Material for this task

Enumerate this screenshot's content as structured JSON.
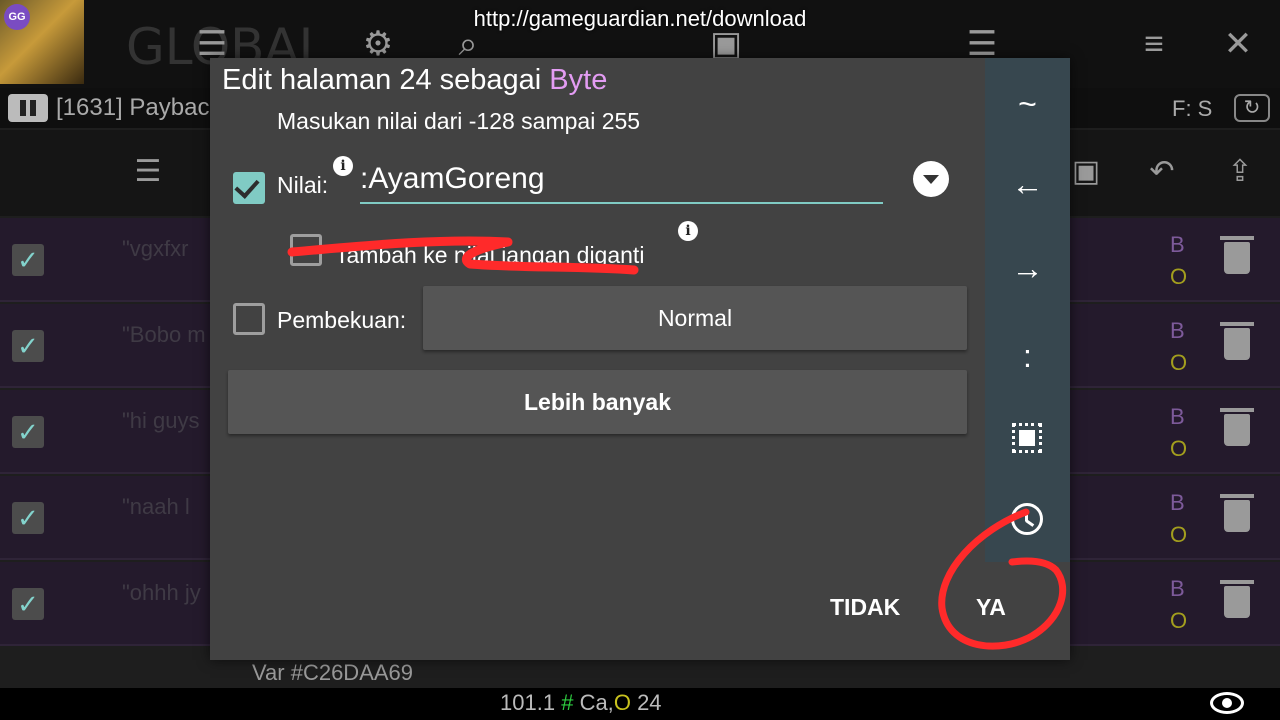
{
  "overlay_url": "http://gameguardian.net/download",
  "app": {
    "logo_text": "GG",
    "bg_title": "GLOBAL",
    "process": "[1631] Paybac",
    "fs_label": "F: S",
    "bottom_value": "101.1",
    "bottom_hash": "#",
    "bottom_ca": "Ca,",
    "bottom_o": "O",
    "bottom_count": "24",
    "var_label": "Var #C26DAA69",
    "rows": [
      {
        "text": "\"vgxfxr",
        "b": "B",
        "o": "O"
      },
      {
        "text": "\"Bobo m",
        "b": "B",
        "o": "O"
      },
      {
        "text": "\"hi guys",
        "b": "B",
        "o": "O"
      },
      {
        "text": "\"naah l",
        "b": "B",
        "o": "O"
      },
      {
        "text": "\"ohhh jy",
        "b": "B",
        "o": "O"
      }
    ]
  },
  "dialog": {
    "title_prefix": "Edit halaman 24 sebagai ",
    "title_type": "Byte",
    "subtitle": "Masukan nilai dari -128 sampai 255",
    "value_label": "Nilai:",
    "value": ":AyamGoreng",
    "add_label": "Tambah ke nilai jangan diganti",
    "freeze_label": "Pembekuan:",
    "freeze_mode": "Normal",
    "more_label": "Lebih banyak",
    "no_label": "TIDAK",
    "yes_label": "YA",
    "side_buttons": [
      "~",
      "←",
      "→",
      ":"
    ]
  },
  "colors": {
    "dialog_bg": "#424242",
    "accent": "#80cbc4",
    "type_color": "#e39cf3",
    "side_panel": "#37474f",
    "annotation": "#ff2a2a"
  },
  "icons": {
    "info": "i"
  }
}
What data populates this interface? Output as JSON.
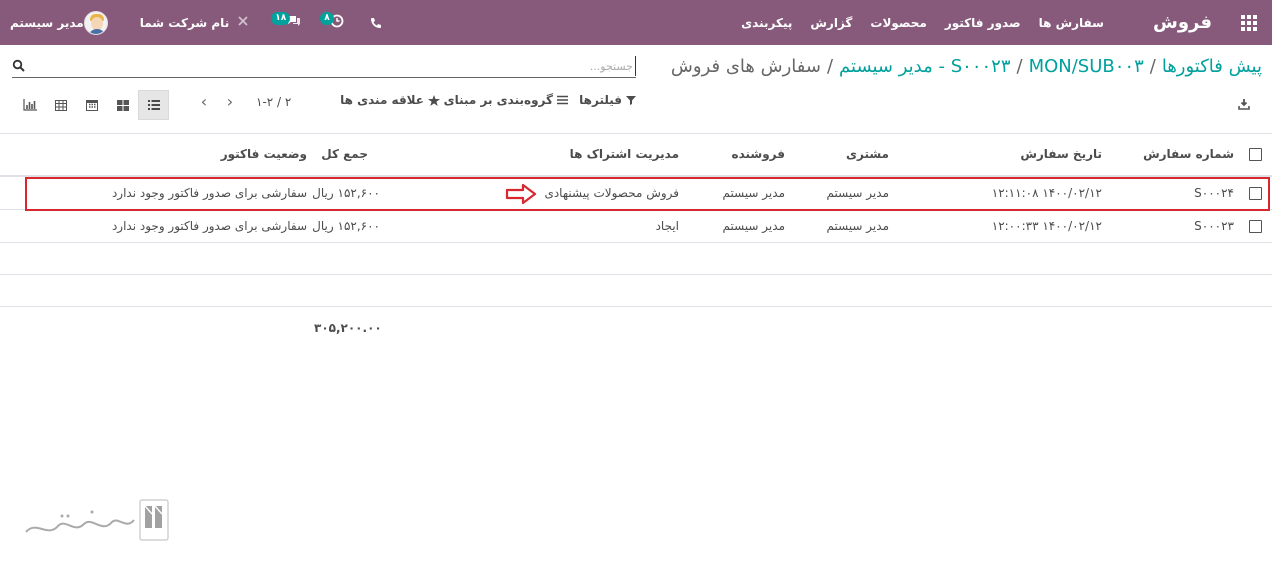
{
  "app": {
    "name": "فروش"
  },
  "menu": [
    {
      "label": "سفارش ها"
    },
    {
      "label": "صدور فاکتور"
    },
    {
      "label": "محصولات"
    },
    {
      "label": "گزارش"
    },
    {
      "label": "پیکربندی"
    }
  ],
  "user": {
    "name": "مدیر سیستم"
  },
  "company": {
    "name": "نام شرکت شما"
  },
  "badges": {
    "messages": "۱۸",
    "activities": "۸"
  },
  "breadcrumb": {
    "items": [
      "پیش فاکتورها",
      "S۰۰۰۲۳",
      "MON/SUB۰۰۳ - مدیر سیستم"
    ],
    "active": "سفارش های فروش"
  },
  "search": {
    "placeholder": "جستجو..."
  },
  "toolbar": {
    "filters": "فیلترها",
    "group_by": "گروه‌بندی بر مبنای",
    "favorites": "علاقه مندی ها"
  },
  "pager": {
    "value": "۱-۲ / ۲"
  },
  "table": {
    "columns": {
      "order_number": "شماره سفارش",
      "order_date": "تاریخ سفارش",
      "customer": "مشتری",
      "salesperson": "فروشنده",
      "subscription": "مدیریت اشتراک ها",
      "total": "جمع کل",
      "invoice_status": "وضعیت فاکتور"
    },
    "rows": [
      {
        "order_number": "S۰۰۰۲۴",
        "order_date": "۱۴۰۰/۰۲/۱۲ ۱۲:۱۱:۰۸",
        "customer": "مدیر سیستم",
        "salesperson": "مدیر سیستم",
        "subscription": "فروش محصولات پیشنهادی",
        "total": "۱۵۲,۶۰۰ ریال",
        "invoice_status": "سفارشی برای صدور فاکتور وجود ندارد"
      },
      {
        "order_number": "S۰۰۰۲۳",
        "order_date": "۱۴۰۰/۰۲/۱۲ ۱۲:۰۰:۳۳",
        "customer": "مدیر سیستم",
        "salesperson": "مدیر سیستم",
        "subscription": "ایجاد",
        "total": "۱۵۲,۶۰۰ ریال",
        "invoice_status": "سفارشی برای صدور فاکتور وجود ندارد"
      }
    ],
    "grand_total": "۳۰۵,۲۰۰.۰۰"
  },
  "colors": {
    "navbar": "#875a7b",
    "accent": "#00a09d",
    "highlight": "#d7282f"
  },
  "icons": [
    "apps-grid-icon",
    "phone-icon",
    "clock-icon",
    "chat-icon",
    "tools-icon",
    "search-icon",
    "filter-icon",
    "list-icon",
    "star-icon",
    "download-icon",
    "chevron-left-icon",
    "chevron-right-icon",
    "list-view-icon",
    "kanban-view-icon",
    "calendar-view-icon",
    "pivot-view-icon",
    "graph-view-icon",
    "arrow-right-outline-icon"
  ]
}
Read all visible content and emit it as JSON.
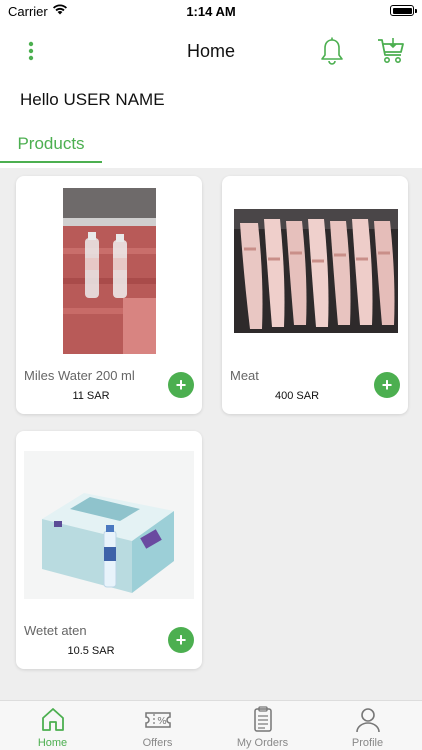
{
  "status_bar": {
    "carrier": "Carrier",
    "time": "1:14 AM"
  },
  "header": {
    "title": "Home"
  },
  "greeting": "Hello USER NAME",
  "section_tab": "Products",
  "products": [
    {
      "name": "Miles Water 200 ml",
      "price": "11 SAR"
    },
    {
      "name": "Meat",
      "price": "400 SAR"
    },
    {
      "name": "Wetet aten",
      "price": "10.5 SAR"
    }
  ],
  "add_label": "+",
  "bottom_tabs": [
    {
      "label": "Home",
      "active": true
    },
    {
      "label": "Offers"
    },
    {
      "label": "My Orders"
    },
    {
      "label": "Profile"
    }
  ],
  "colors": {
    "accent": "#4caf50",
    "background": "#eeeeee"
  }
}
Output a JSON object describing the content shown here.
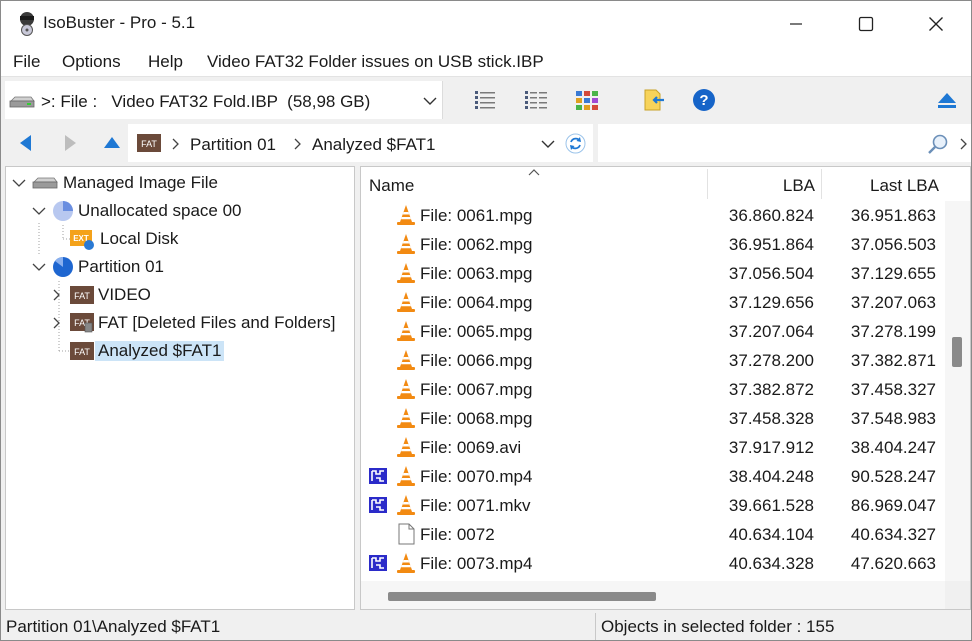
{
  "window": {
    "title": "IsoBuster - Pro - 5.1",
    "minimize_glyph": "—",
    "maximize_glyph": "☐",
    "close_glyph": "✕"
  },
  "menu": {
    "file": "File",
    "options": "Options",
    "help": "Help",
    "document": "Video FAT32 Folder issues on USB stick.IBP"
  },
  "toolbar": {
    "source_label": ">: File :   Video FAT32 Fold.IBP  (58,98 GB)",
    "icons": [
      "drive-icon",
      "list-view-icon",
      "detail-view-icon",
      "thumbnail-view-icon",
      "extract-folder-icon",
      "help-icon",
      "eject-icon"
    ]
  },
  "address": {
    "crumbs": [
      "Partition 01",
      "Analyzed $FAT1"
    ],
    "fat_badge": "FAT",
    "search_placeholder": ""
  },
  "tree": {
    "items": [
      {
        "label": "Managed Image File",
        "icon": "drive-icon"
      },
      {
        "label": "Unallocated space 00",
        "icon": "pie-partial-icon"
      },
      {
        "label": "Local Disk",
        "icon": "ext-volume-icon",
        "badge": "EXT"
      },
      {
        "label": "Partition 01",
        "icon": "pie-full-icon"
      },
      {
        "label": "VIDEO",
        "icon": "fat-folder-icon",
        "badge": "FAT"
      },
      {
        "label": "FAT [Deleted Files and Folders]",
        "icon": "fat-deleted-icon",
        "badge": "FAT"
      },
      {
        "label": "Analyzed $FAT1",
        "icon": "fat-folder-icon",
        "badge": "FAT"
      }
    ]
  },
  "list": {
    "columns": {
      "name": "Name",
      "lba": "LBA",
      "last_lba": "Last LBA"
    },
    "rows": [
      {
        "name": "File: 0061.mpg",
        "lba": "36.860.824",
        "last_lba": "36.951.863",
        "marked": false,
        "type": "video"
      },
      {
        "name": "File: 0062.mpg",
        "lba": "36.951.864",
        "last_lba": "37.056.503",
        "marked": false,
        "type": "video"
      },
      {
        "name": "File: 0063.mpg",
        "lba": "37.056.504",
        "last_lba": "37.129.655",
        "marked": false,
        "type": "video"
      },
      {
        "name": "File: 0064.mpg",
        "lba": "37.129.656",
        "last_lba": "37.207.063",
        "marked": false,
        "type": "video"
      },
      {
        "name": "File: 0065.mpg",
        "lba": "37.207.064",
        "last_lba": "37.278.199",
        "marked": false,
        "type": "video"
      },
      {
        "name": "File: 0066.mpg",
        "lba": "37.278.200",
        "last_lba": "37.382.871",
        "marked": false,
        "type": "video"
      },
      {
        "name": "File: 0067.mpg",
        "lba": "37.382.872",
        "last_lba": "37.458.327",
        "marked": false,
        "type": "video"
      },
      {
        "name": "File: 0068.mpg",
        "lba": "37.458.328",
        "last_lba": "37.548.983",
        "marked": false,
        "type": "video"
      },
      {
        "name": "File: 0069.avi",
        "lba": "37.917.912",
        "last_lba": "38.404.247",
        "marked": false,
        "type": "video"
      },
      {
        "name": "File: 0070.mp4",
        "lba": "38.404.248",
        "last_lba": "90.528.247",
        "marked": true,
        "type": "video"
      },
      {
        "name": "File: 0071.mkv",
        "lba": "39.661.528",
        "last_lba": "86.969.047",
        "marked": true,
        "type": "video"
      },
      {
        "name": "File: 0072",
        "lba": "40.634.104",
        "last_lba": "40.634.327",
        "marked": false,
        "type": "blank"
      },
      {
        "name": "File: 0073.mp4",
        "lba": "40.634.328",
        "last_lba": "47.620.663",
        "marked": true,
        "type": "video"
      }
    ]
  },
  "status": {
    "path": "Partition 01\\Analyzed $FAT1",
    "objects": "Objects in selected folder : 155"
  },
  "colors": {
    "selection": "#cce4f7",
    "nav_blue": "#1e78d4",
    "vlc_orange": "#f28a12",
    "fat_badge": "#6b4a3a",
    "marker_blue": "#2b2bc9"
  }
}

Stated problem
List every line above that contains the word "download".

Response to this task
  "overlay_url": "http://gameguardian.net/download",
    "download-icon",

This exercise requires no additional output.